#### Stated task
Repeat every record exactly, but keep images out of the copy.

** BEGIN Dataset records **

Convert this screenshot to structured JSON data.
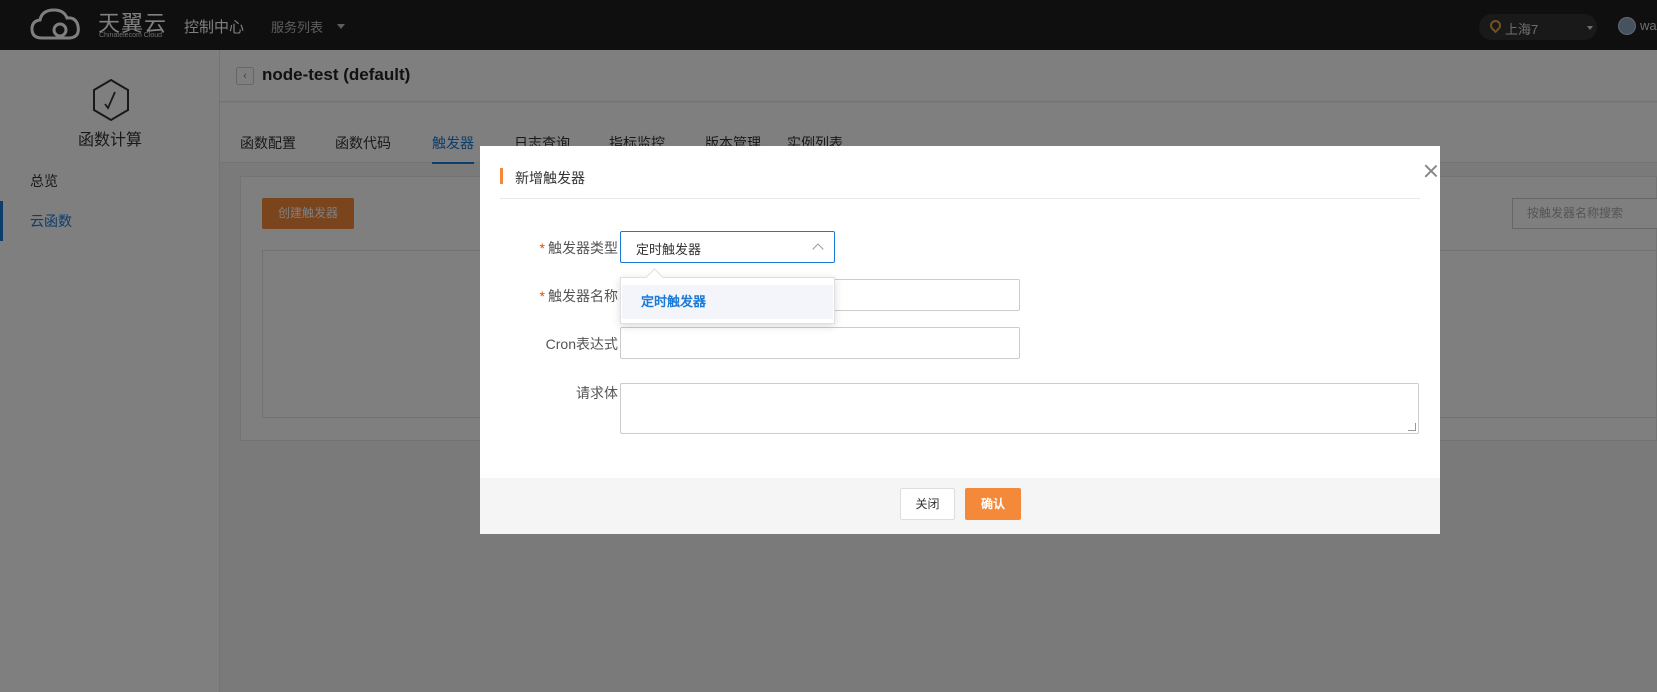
{
  "topbar": {
    "logo_text": "天翼云",
    "logo_sub": "Chinatelecom Cloud",
    "console": "控制中心",
    "service_list": "服务列表",
    "region": "上海7",
    "user": "wa"
  },
  "sidebar": {
    "title": "函数计算",
    "items": [
      {
        "label": "总览"
      },
      {
        "label": "云函数"
      }
    ]
  },
  "page": {
    "title": "node-test (default)",
    "tabs": [
      {
        "label": "函数配置"
      },
      {
        "label": "函数代码"
      },
      {
        "label": "触发器"
      },
      {
        "label": "日志查询"
      },
      {
        "label": "指标监控"
      },
      {
        "label": "版本管理"
      },
      {
        "label": "实例列表"
      }
    ],
    "active_tab": "触发器",
    "create_button": "创建触发器",
    "search_placeholder": "按触发器名称搜索"
  },
  "modal": {
    "title": "新增触发器",
    "fields": {
      "type_label": "触发器类型",
      "type_value": "定时触发器",
      "name_label": "触发器名称",
      "cron_label": "Cron表达式",
      "body_label": "请求体"
    },
    "dropdown_options": [
      {
        "label": "定时触发器",
        "selected": true
      }
    ],
    "close_button": "关闭",
    "confirm_button": "确认"
  },
  "colors": {
    "accent_orange": "#f5893a",
    "link_blue": "#1b7ad6",
    "topbar_bg": "#1f1f1f"
  }
}
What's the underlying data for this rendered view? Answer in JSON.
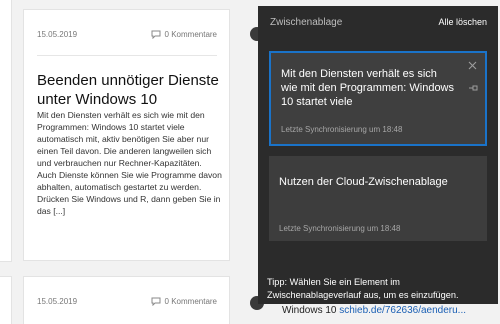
{
  "blog": {
    "main_card": {
      "date": "15.05.2019",
      "comments": "0 Kommentare",
      "title": "Beenden unnötiger Dienste unter Windows 10",
      "excerpt": "Mit den Diensten verhält es sich wie mit den Programmen: Windows 10 startet viele automatisch mit, aktiv benötigen Sie aber nur einen Teil davon. Die anderen langweilen sich und verbrauchen nur Rechner-Kapazitäten. Auch Dienste können Sie wie Programme davon abhalten, automatisch gestartet zu werden.   Drücken Sie Windows und R, dann geben Sie in das [...]"
    },
    "bottom_card": {
      "date": "15.05.2019",
      "comments": "0 Kommentare"
    },
    "footer_text": "Windows 10",
    "footer_link": "schieb.de/762636/aenderu..."
  },
  "clipboard": {
    "title": "Zwischenablage",
    "clear_all": "Alle löschen",
    "items": [
      {
        "text": "Mit den Diensten verhält es sich wie mit den Programmen: Windows 10 startet viele",
        "sync": "Letzte Synchronisierung um 18:48"
      },
      {
        "text": "Nutzen der Cloud-Zwischenablage",
        "sync": "Letzte Synchronisierung um 18:48"
      }
    ],
    "tip": "Tipp: Wählen Sie ein Element im Zwischenablageverlauf aus, um es einzufügen."
  },
  "colors": {
    "panel_bg": "#2b2b2b",
    "item_bg": "#3d3d3d",
    "selected_border": "#1a73c9"
  },
  "icons": {
    "comments": "speech-bubble-icon",
    "close": "close-icon",
    "pin": "pin-icon"
  }
}
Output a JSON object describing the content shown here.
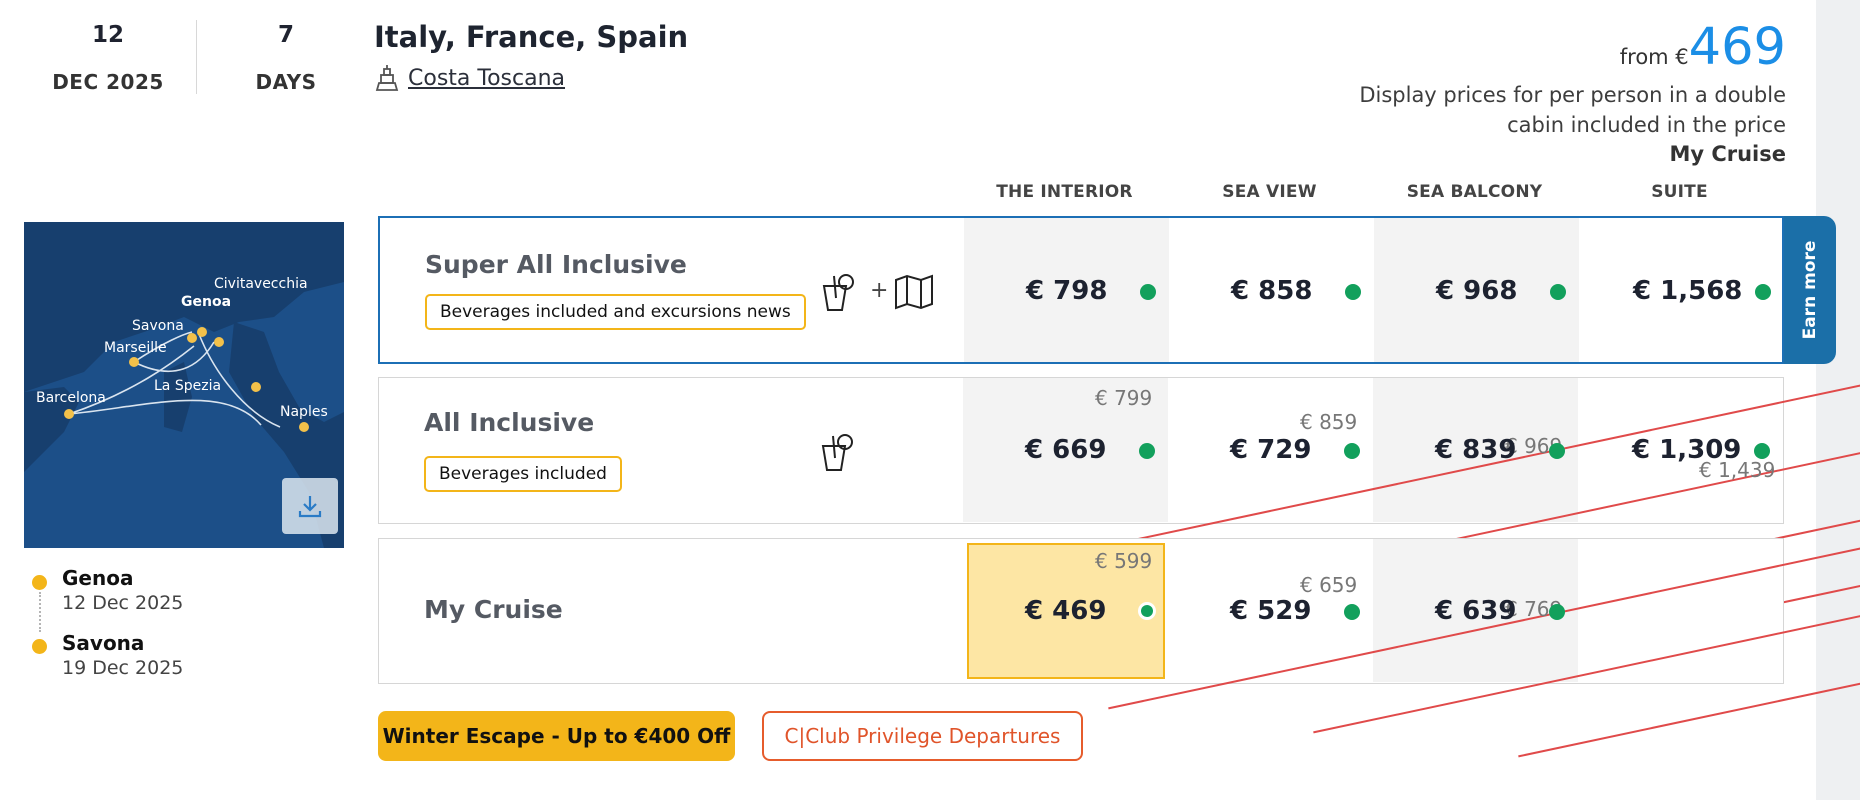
{
  "header": {
    "day": "12",
    "month_year": "DEC 2025",
    "duration": "7",
    "duration_unit": "DAYS",
    "title": "Italy, France, Spain",
    "ship": "Costa Toscana",
    "from_label": "from €",
    "from_price": "469",
    "price_note": "Display prices for per person in a double cabin included in the price",
    "price_note_package": "My Cruise"
  },
  "columns": [
    "THE INTERIOR",
    "SEA VIEW",
    "SEA BALCONY",
    "SUITE"
  ],
  "map": {
    "labels": [
      "Civitavecchia",
      "Genoa",
      "Savona",
      "Marseille",
      "La Spezia",
      "Barcelona",
      "Naples"
    ]
  },
  "itinerary": [
    {
      "port": "Genoa",
      "date": "12 Dec 2025"
    },
    {
      "port": "Savona",
      "date": "19 Dec 2025"
    }
  ],
  "packages": [
    {
      "name": "Super All Inclusive",
      "tag": "Beverages included and excursions news",
      "icons": [
        "drink-icon",
        "map-icon"
      ],
      "prices": [
        {
          "old": "",
          "price": "€ 798"
        },
        {
          "old": "",
          "price": "€ 858"
        },
        {
          "old": "",
          "price": "€ 968"
        },
        {
          "old": "",
          "price": "€ 1,568"
        }
      ]
    },
    {
      "name": "All Inclusive",
      "tag": "Beverages included",
      "icons": [
        "drink-icon"
      ],
      "prices": [
        {
          "old": "€ 799",
          "price": "€ 669"
        },
        {
          "old": "€ 859",
          "price": "€ 729"
        },
        {
          "old": "€ 969",
          "price": "€ 839"
        },
        {
          "old": "€ 1,439",
          "price": "€ 1,309"
        }
      ]
    },
    {
      "name": "My Cruise",
      "tag": "",
      "icons": [],
      "prices": [
        {
          "old": "€ 599",
          "price": "€ 469"
        },
        {
          "old": "€ 659",
          "price": "€ 529"
        },
        {
          "old": "€ 769",
          "price": "€ 639"
        },
        {
          "old": "",
          "price": ""
        }
      ]
    }
  ],
  "earn_more": "Earn more",
  "buttons": {
    "promo": "Winter Escape - Up to €400 Off",
    "club": "C|Club Privilege Departures"
  },
  "colors": {
    "accent_blue": "#1b8ee6",
    "selected_border": "#1c6fb5",
    "yellow": "#f3b519",
    "green": "#12a05c",
    "club_orange": "#e65c2c"
  }
}
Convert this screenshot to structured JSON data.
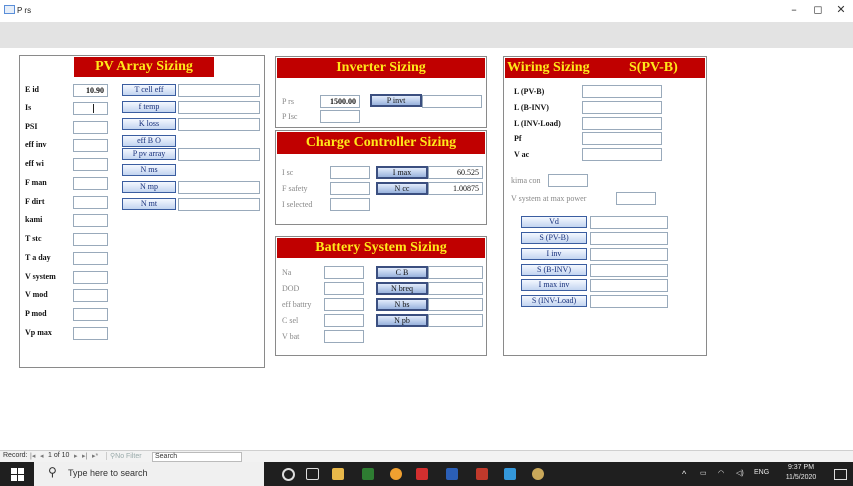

** END Dataset records **

#### The response
Convert this screenshot to structured JSON data.
{
  "topbar": {
    "logo_text": "天翼云",
    "logo_sub": "Chinatelecom Cloud",
    "console": "控制中心",
    "service_list": "服务列表",
    "region": "上海7",
    "user": "wa"
  },
  "sidebar": {
    "title": "函数计算",
    "items": [
      {
        "label": "总览"
      },
      {
        "label": "云函数"
      }
    ]
  },
  "page": {
    "title": "node-test (default)",
    "tabs": [
      {
        "label": "函数配置"
      },
      {
        "label": "函数代码"
      },
      {
        "label": "触发器"
      },
      {
        "label": "日志查询"
      },
      {
        "label": "指标监控"
      },
      {
        "label": "版本管理"
      },
      {
        "label": "实例列表"
      }
    ],
    "active_tab": "触发器",
    "create_button": "创建触发器",
    "search_placeholder": "按触发器名称搜索"
  },
  "modal": {
    "title": "新增触发器",
    "fields": {
      "type_label": "触发器类型",
      "type_value": "定时触发器",
      "name_label": "触发器名称",
      "cron_label": "Cron表达式",
      "body_label": "请求体"
    },
    "dropdown_options": [
      {
        "label": "定时触发器",
        "selected": true
      }
    ],
    "close_button": "关闭",
    "confirm_button": "确认"
  },
  "colors": {
    "accent_orange": "#f5893a",
    "link_blue": "#1b7ad6",
    "topbar_bg": "#1f1f1f"
  }
}
What's the underlying data for this rendered view? Answer in JSON.
{
  "blog": {
    "main_card": {
      "date": "15.05.2019",
      "comments": "0 Kommentare",
      "title": "Beenden unnötiger Dienste unter Windows 10",
      "excerpt": "Mit den Diensten verhält es sich wie mit den Programmen: Windows 10 startet viele automatisch mit, aktiv benötigen Sie aber nur einen Teil davon. Die anderen langweilen sich und verbrauchen nur Rechner-Kapazitäten. Auch Dienste können Sie wie Programme davon abhalten, automatisch gestartet zu werden.   Drücken Sie Windows und R, dann geben Sie in das [...]"
    },
    "bottom_card": {
      "date": "15.05.2019",
      "comments": "0 Kommentare"
    },
    "footer_text": "Windows 10",
    "footer_link": "schieb.de/762636/aenderu..."
  },
  "clipboard": {
    "title": "Zwischenablage",
    "clear_all": "Alle löschen",
    "items": [
      {
        "text": "Mit den Diensten verhält es sich wie mit den Programmen: Windows 10 startet viele",
        "sync": "Letzte Synchronisierung um 18:48"
      },
      {
        "text": "Nutzen der Cloud-Zwischenablage",
        "sync": "Letzte Synchronisierung um 18:48"
      }
    ],
    "tip": "Tipp: Wählen Sie ein Element im Zwischenablageverlauf aus, um es einzufügen."
  },
  "colors": {
    "panel_bg": "#2b2b2b",
    "item_bg": "#3d3d3d",
    "selected_border": "#1a73c9"
  },
  "icons": {
    "comments": "speech-bubble-icon",
    "close": "close-icon",
    "pin": "pin-icon"
  }
}
Output a JSON object describing the content shown here.
{
  "header": {
    "day": "12",
    "month_year": "DEC 2025",
    "duration": "7",
    "duration_unit": "DAYS",
    "title": "Italy, France, Spain",
    "ship": "Costa Toscana",
    "from_label": "from €",
    "from_price": "469",
    "price_note": "Display prices for per person in a double cabin included in the price",
    "price_note_package": "My Cruise"
  },
  "columns": [
    "THE INTERIOR",
    "SEA VIEW",
    "SEA BALCONY",
    "SUITE"
  ],
  "map": {
    "labels": [
      "Civitavecchia",
      "Genoa",
      "Savona",
      "Marseille",
      "La Spezia",
      "Barcelona",
      "Naples"
    ]
  },
  "itinerary": [
    {
      "port": "Genoa",
      "date": "12 Dec 2025"
    },
    {
      "port": "Savona",
      "date": "19 Dec 2025"
    }
  ],
  "packages": [
    {
      "name": "Super All Inclusive",
      "tag": "Beverages included and excursions news",
      "icons": [
        "drink-icon",
        "map-icon"
      ],
      "prices": [
        {
          "old": "",
          "price": "€ 798"
        },
        {
          "old": "",
          "price": "€ 858"
        },
        {
          "old": "",
          "price": "€ 968"
        },
        {
          "old": "",
          "price": "€ 1,568"
        }
      ]
    },
    {
      "name": "All Inclusive",
      "tag": "Beverages included",
      "icons": [
        "drink-icon"
      ],
      "prices": [
        {
          "old": "€ 799",
          "price": "€ 669"
        },
        {
          "old": "€ 859",
          "price": "€ 729"
        },
        {
          "old": "€ 969",
          "price": "€ 839"
        },
        {
          "old": "€ 1,439",
          "price": "€ 1,309"
        }
      ]
    },
    {
      "name": "My Cruise",
      "tag": "",
      "icons": [],
      "prices": [
        {
          "old": "€ 599",
          "price": "€ 469"
        },
        {
          "old": "€ 659",
          "price": "€ 529"
        },
        {
          "old": "€ 769",
          "price": "€ 639"
        },
        {
          "old": "",
          "price": ""
        }
      ]
    }
  ],
  "earn_more": "Earn more",
  "buttons": {
    "promo": "Winter Escape - Up to €400 Off",
    "club": "C|Club Privilege Departures"
  },
  "colors": {
    "accent_blue": "#1b8ee6",
    "selected_border": "#1c6fb5",
    "yellow": "#f3b519",
    "green": "#12a05c",
    "club_orange": "#e65c2c"
  }
}
Convert this screenshot to structured JSON data.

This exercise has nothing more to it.